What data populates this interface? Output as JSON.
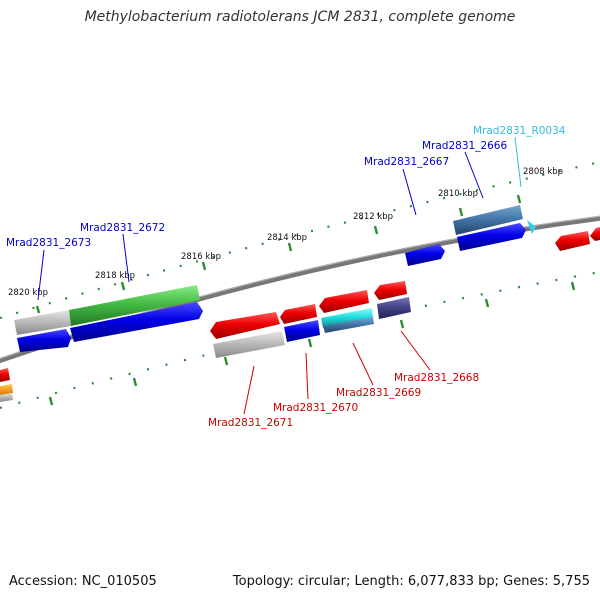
{
  "title": "Methylobacterium radiotolerans JCM 2831, complete genome",
  "footer": {
    "accession": "Accession: NC_010505",
    "summary": "Topology: circular; Length: 6,077,833 bp; Genes: 5,755"
  },
  "scale_labels": [
    "2808 kbp",
    "2810 kbp",
    "2812 kbp",
    "2814 kbp",
    "2816 kbp",
    "2818 kbp",
    "2820 kbp"
  ],
  "gene_labels_blue": [
    "Mrad2831_2673",
    "Mrad2831_2672",
    "Mrad2831_2667",
    "Mrad2831_2666"
  ],
  "gene_label_cyan": "Mrad2831_R0034",
  "gene_labels_red": [
    "Mrad2831_2671",
    "Mrad2831_2670",
    "Mrad2831_2669",
    "Mrad2831_2668"
  ],
  "colors": {
    "forward_cds": "#0000e0",
    "reverse_cds": "#e00000",
    "highlight_green": "#44bb44",
    "steelblue": "#4477aa",
    "cyan": "#33cccc",
    "navy": "#444488",
    "gray": "#bbbbbb",
    "label_blue": "#0000cc",
    "label_red": "#cc0000",
    "label_cyan": "#33bbdd",
    "tick_green": "#337733"
  }
}
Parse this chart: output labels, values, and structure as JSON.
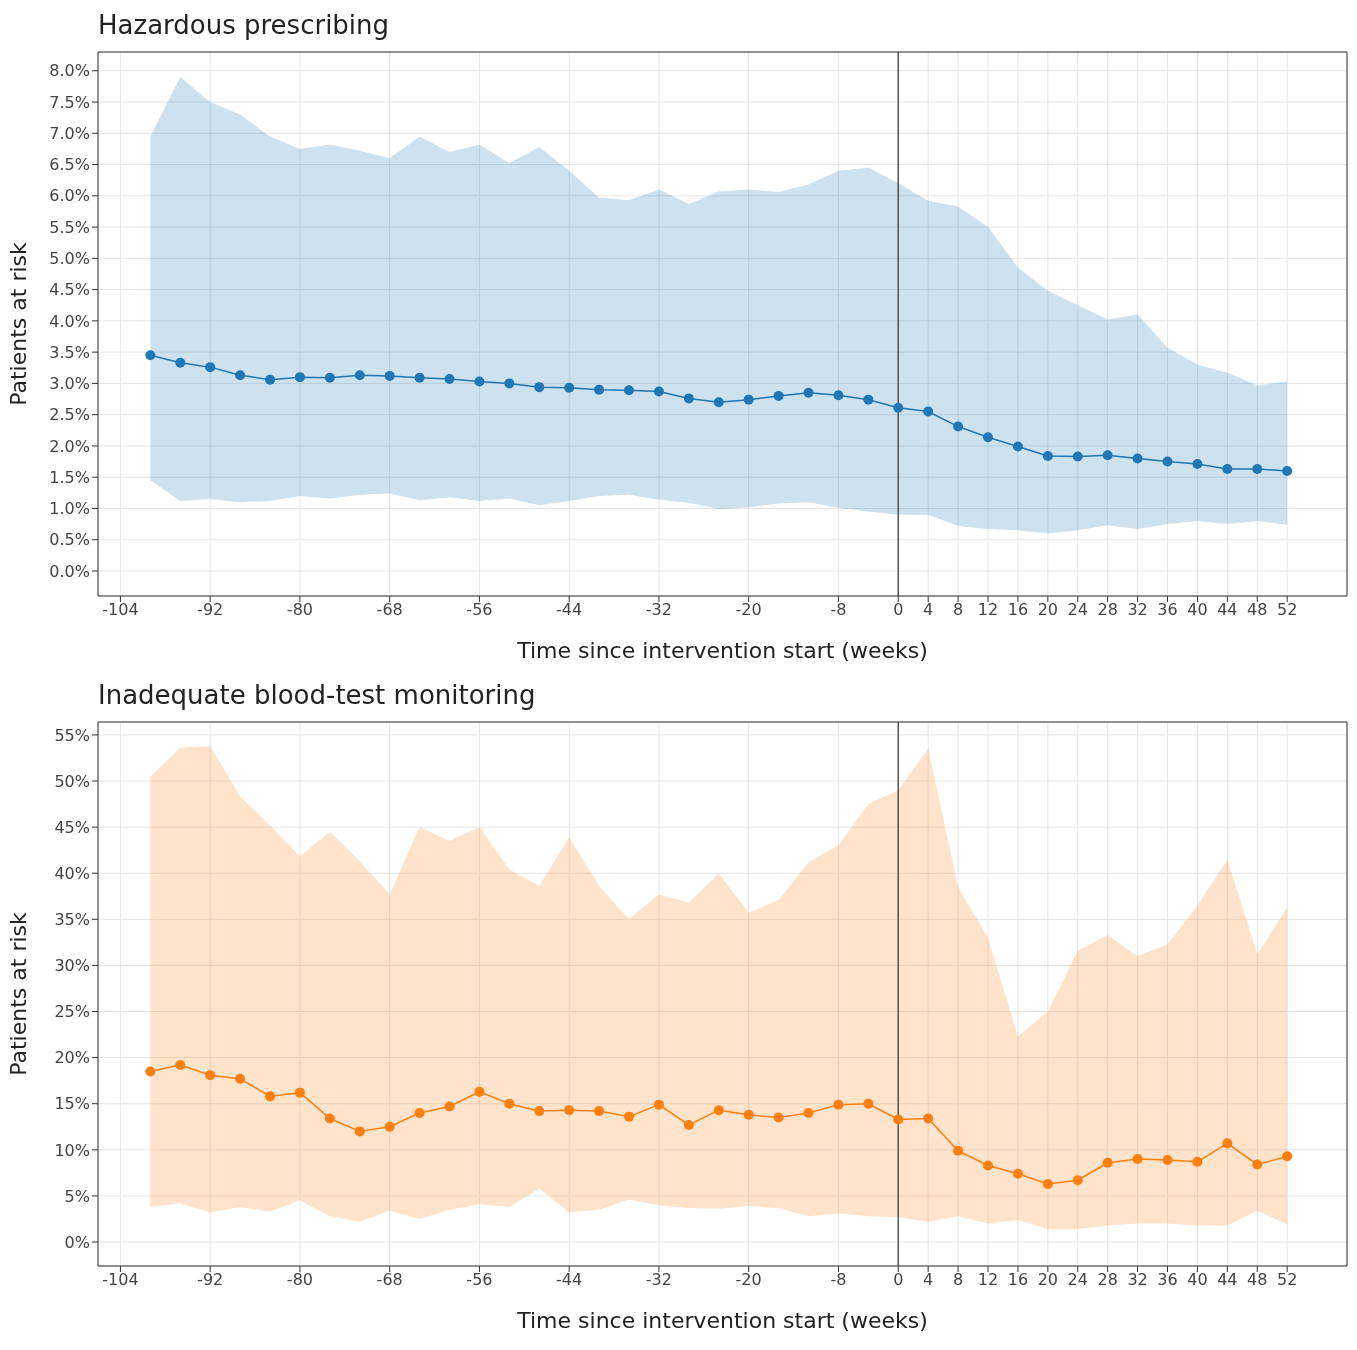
{
  "chart_data": [
    {
      "type": "line",
      "title": "Hazardous prescribing",
      "xlabel": "Time since intervention start (weeks)",
      "ylabel": "Patients at risk",
      "x": [
        -100,
        -96,
        -92,
        -88,
        -84,
        -80,
        -76,
        -72,
        -68,
        -64,
        -60,
        -56,
        -52,
        -48,
        -44,
        -40,
        -36,
        -32,
        -28,
        -24,
        -20,
        -16,
        -12,
        -8,
        -4,
        0,
        4,
        8,
        12,
        16,
        20,
        24,
        28,
        32,
        36,
        40,
        44,
        48,
        52
      ],
      "series": [
        {
          "color": "#1f77b4",
          "values": [
            3.45,
            3.33,
            3.26,
            3.13,
            3.06,
            3.1,
            3.09,
            3.13,
            3.12,
            3.09,
            3.07,
            3.03,
            3.0,
            2.94,
            2.93,
            2.9,
            2.89,
            2.87,
            2.76,
            2.7,
            2.74,
            2.8,
            2.85,
            2.81,
            2.74,
            2.61,
            2.55,
            2.31,
            2.14,
            1.99,
            1.84,
            1.83,
            1.85,
            1.8,
            1.75,
            1.71,
            1.63,
            1.63,
            1.6
          ],
          "lower": [
            1.45,
            1.12,
            1.15,
            1.1,
            1.12,
            1.2,
            1.16,
            1.22,
            1.24,
            1.13,
            1.18,
            1.12,
            1.16,
            1.05,
            1.12,
            1.2,
            1.22,
            1.14,
            1.09,
            0.99,
            1.02,
            1.08,
            1.1,
            1.01,
            0.95,
            0.9,
            0.9,
            0.72,
            0.67,
            0.65,
            0.6,
            0.65,
            0.73,
            0.67,
            0.75,
            0.8,
            0.75,
            0.8,
            0.74
          ],
          "upper": [
            6.95,
            7.9,
            7.5,
            7.3,
            6.95,
            6.75,
            6.82,
            6.72,
            6.6,
            6.95,
            6.7,
            6.82,
            6.52,
            6.78,
            6.4,
            5.97,
            5.93,
            6.1,
            5.87,
            6.07,
            6.1,
            6.06,
            6.18,
            6.4,
            6.45,
            6.2,
            5.92,
            5.83,
            5.5,
            4.85,
            4.48,
            4.25,
            4.02,
            4.1,
            3.57,
            3.3,
            3.17,
            2.97,
            3.03
          ]
        }
      ],
      "xlim": [
        -107,
        60
      ],
      "xticks": [
        -104,
        -92,
        -80,
        -68,
        -56,
        -44,
        -32,
        -20,
        -8,
        0,
        4,
        8,
        12,
        16,
        20,
        24,
        28,
        32,
        36,
        40,
        44,
        48,
        52
      ],
      "ylim": [
        -0.4,
        8.3
      ],
      "yticks": [
        {
          "value": 0,
          "label": "0.0%"
        },
        {
          "value": 0.5,
          "label": "0.5%"
        },
        {
          "value": 1,
          "label": "1.0%"
        },
        {
          "value": 1.5,
          "label": "1.5%"
        },
        {
          "value": 2,
          "label": "2.0%"
        },
        {
          "value": 2.5,
          "label": "2.5%"
        },
        {
          "value": 3,
          "label": "3.0%"
        },
        {
          "value": 3.5,
          "label": "3.5%"
        },
        {
          "value": 4,
          "label": "4.0%"
        },
        {
          "value": 4.5,
          "label": "4.5%"
        },
        {
          "value": 5,
          "label": "5.0%"
        },
        {
          "value": 5.5,
          "label": "5.5%"
        },
        {
          "value": 6,
          "label": "6.0%"
        },
        {
          "value": 6.5,
          "label": "6.5%"
        },
        {
          "value": 7,
          "label": "7.0%"
        },
        {
          "value": 7.5,
          "label": "7.5%"
        },
        {
          "value": 8,
          "label": "8.0%"
        }
      ],
      "ref_lines": [
        {
          "axis": "x",
          "value": 0,
          "color": "#555555"
        }
      ],
      "grid": true,
      "marker": "circle",
      "line_style": "solid"
    },
    {
      "type": "line",
      "title": "Inadequate blood-test monitoring",
      "xlabel": "Time since intervention start (weeks)",
      "ylabel": "Patients at risk",
      "x": [
        -100,
        -96,
        -92,
        -88,
        -84,
        -80,
        -76,
        -72,
        -68,
        -64,
        -60,
        -56,
        -52,
        -48,
        -44,
        -40,
        -36,
        -32,
        -28,
        -24,
        -20,
        -16,
        -12,
        -8,
        -4,
        0,
        4,
        8,
        12,
        16,
        20,
        24,
        28,
        32,
        36,
        40,
        44,
        48,
        52
      ],
      "series": [
        {
          "color": "#ff7f0e",
          "values": [
            18.5,
            19.2,
            18.1,
            17.7,
            15.8,
            16.2,
            13.4,
            12.0,
            12.5,
            14.0,
            14.7,
            16.3,
            15.0,
            14.2,
            14.3,
            14.2,
            13.6,
            14.9,
            12.7,
            14.3,
            13.8,
            13.5,
            14.0,
            14.9,
            15.0,
            13.3,
            13.4,
            9.9,
            8.3,
            7.4,
            6.3,
            6.7,
            8.6,
            9.0,
            8.9,
            8.7,
            10.7,
            8.4,
            9.3
          ],
          "lower": [
            3.8,
            4.2,
            3.2,
            3.8,
            3.3,
            4.5,
            2.8,
            2.2,
            3.4,
            2.5,
            3.5,
            4.1,
            3.8,
            5.8,
            3.2,
            3.5,
            4.6,
            4.0,
            3.7,
            3.6,
            3.9,
            3.7,
            2.8,
            3.1,
            2.8,
            2.7,
            2.2,
            2.8,
            2.0,
            2.4,
            1.4,
            1.4,
            1.8,
            2.0,
            2.0,
            1.8,
            1.8,
            3.4,
            1.9
          ],
          "upper": [
            50.5,
            53.6,
            53.8,
            48.3,
            45.2,
            41.8,
            44.5,
            41.3,
            37.7,
            45.0,
            43.5,
            45.0,
            40.4,
            38.6,
            43.9,
            38.6,
            35.0,
            37.7,
            36.8,
            40.0,
            35.7,
            37.1,
            41.2,
            43.0,
            47.5,
            49.0,
            53.5,
            38.5,
            33.0,
            22.3,
            25.0,
            31.6,
            33.3,
            31.0,
            32.3,
            36.5,
            41.5,
            31.2,
            36.3
          ]
        }
      ],
      "xlim": [
        -107,
        60
      ],
      "xticks": [
        -104,
        -92,
        -80,
        -68,
        -56,
        -44,
        -32,
        -20,
        -8,
        0,
        4,
        8,
        12,
        16,
        20,
        24,
        28,
        32,
        36,
        40,
        44,
        48,
        52
      ],
      "ylim": [
        -2.6,
        56.4
      ],
      "yticks": [
        {
          "value": 0,
          "label": "0%"
        },
        {
          "value": 5,
          "label": "5%"
        },
        {
          "value": 10,
          "label": "10%"
        },
        {
          "value": 15,
          "label": "15%"
        },
        {
          "value": 20,
          "label": "20%"
        },
        {
          "value": 25,
          "label": "25%"
        },
        {
          "value": 30,
          "label": "30%"
        },
        {
          "value": 35,
          "label": "35%"
        },
        {
          "value": 40,
          "label": "40%"
        },
        {
          "value": 45,
          "label": "45%"
        },
        {
          "value": 50,
          "label": "50%"
        },
        {
          "value": 55,
          "label": "55%"
        }
      ],
      "ref_lines": [
        {
          "axis": "x",
          "value": 0,
          "color": "#555555"
        }
      ],
      "grid": true,
      "marker": "circle",
      "line_style": "solid"
    }
  ]
}
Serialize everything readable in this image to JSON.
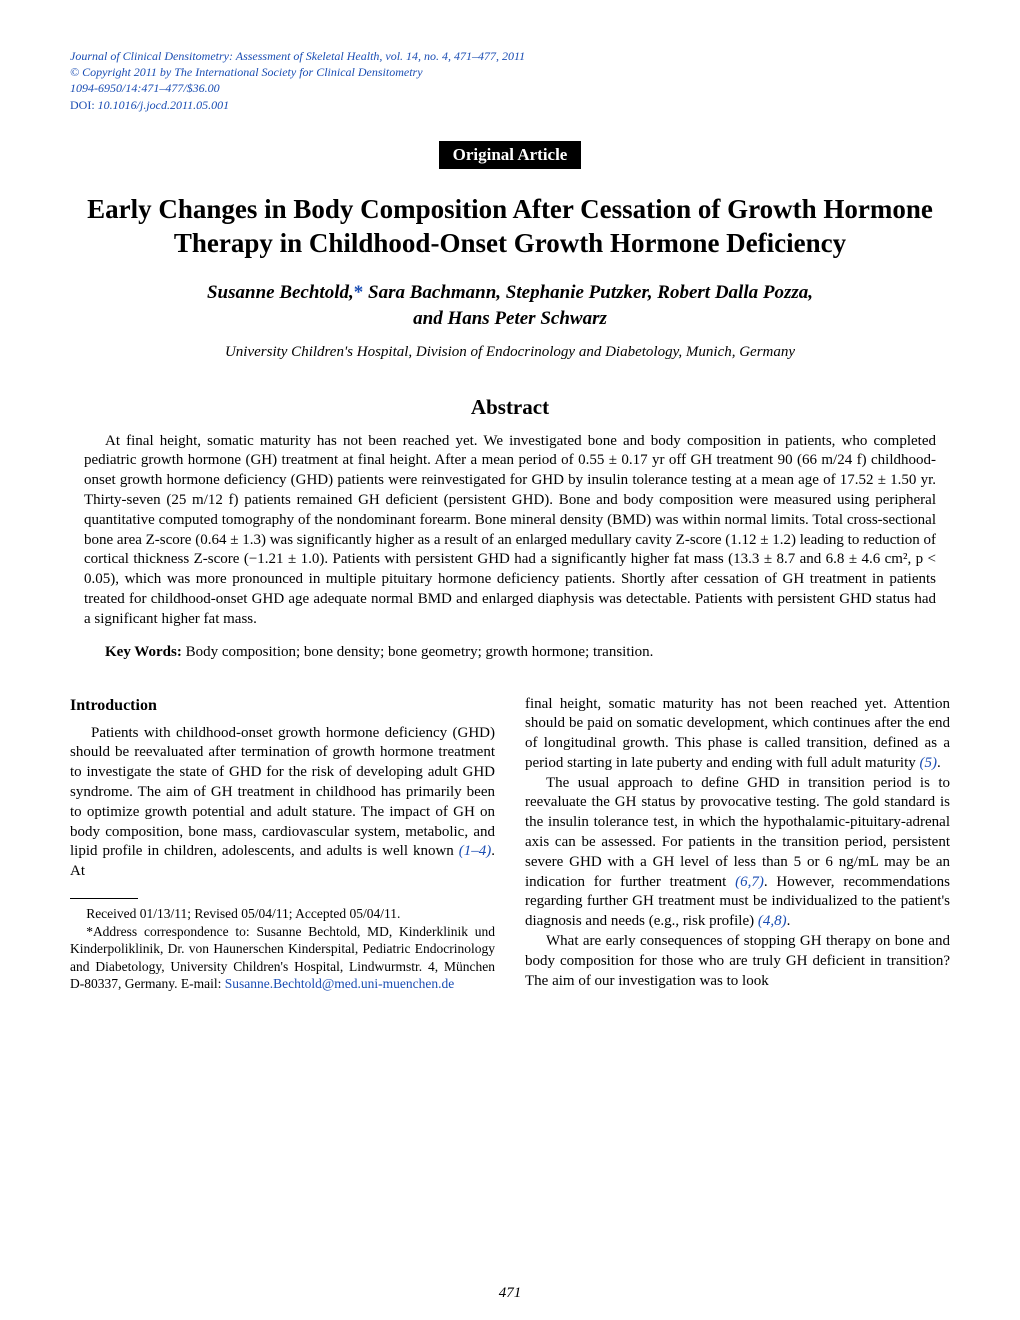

WORK INSTRUCTIONS: When the word "this" shows up in a line of the entries, pull that line out.

THE ANSWER:
What data populates this interface? Output as JSON.
Parse this chart: output labels, values, and structure as JSON.
Serialize everything readable in this image to JSON.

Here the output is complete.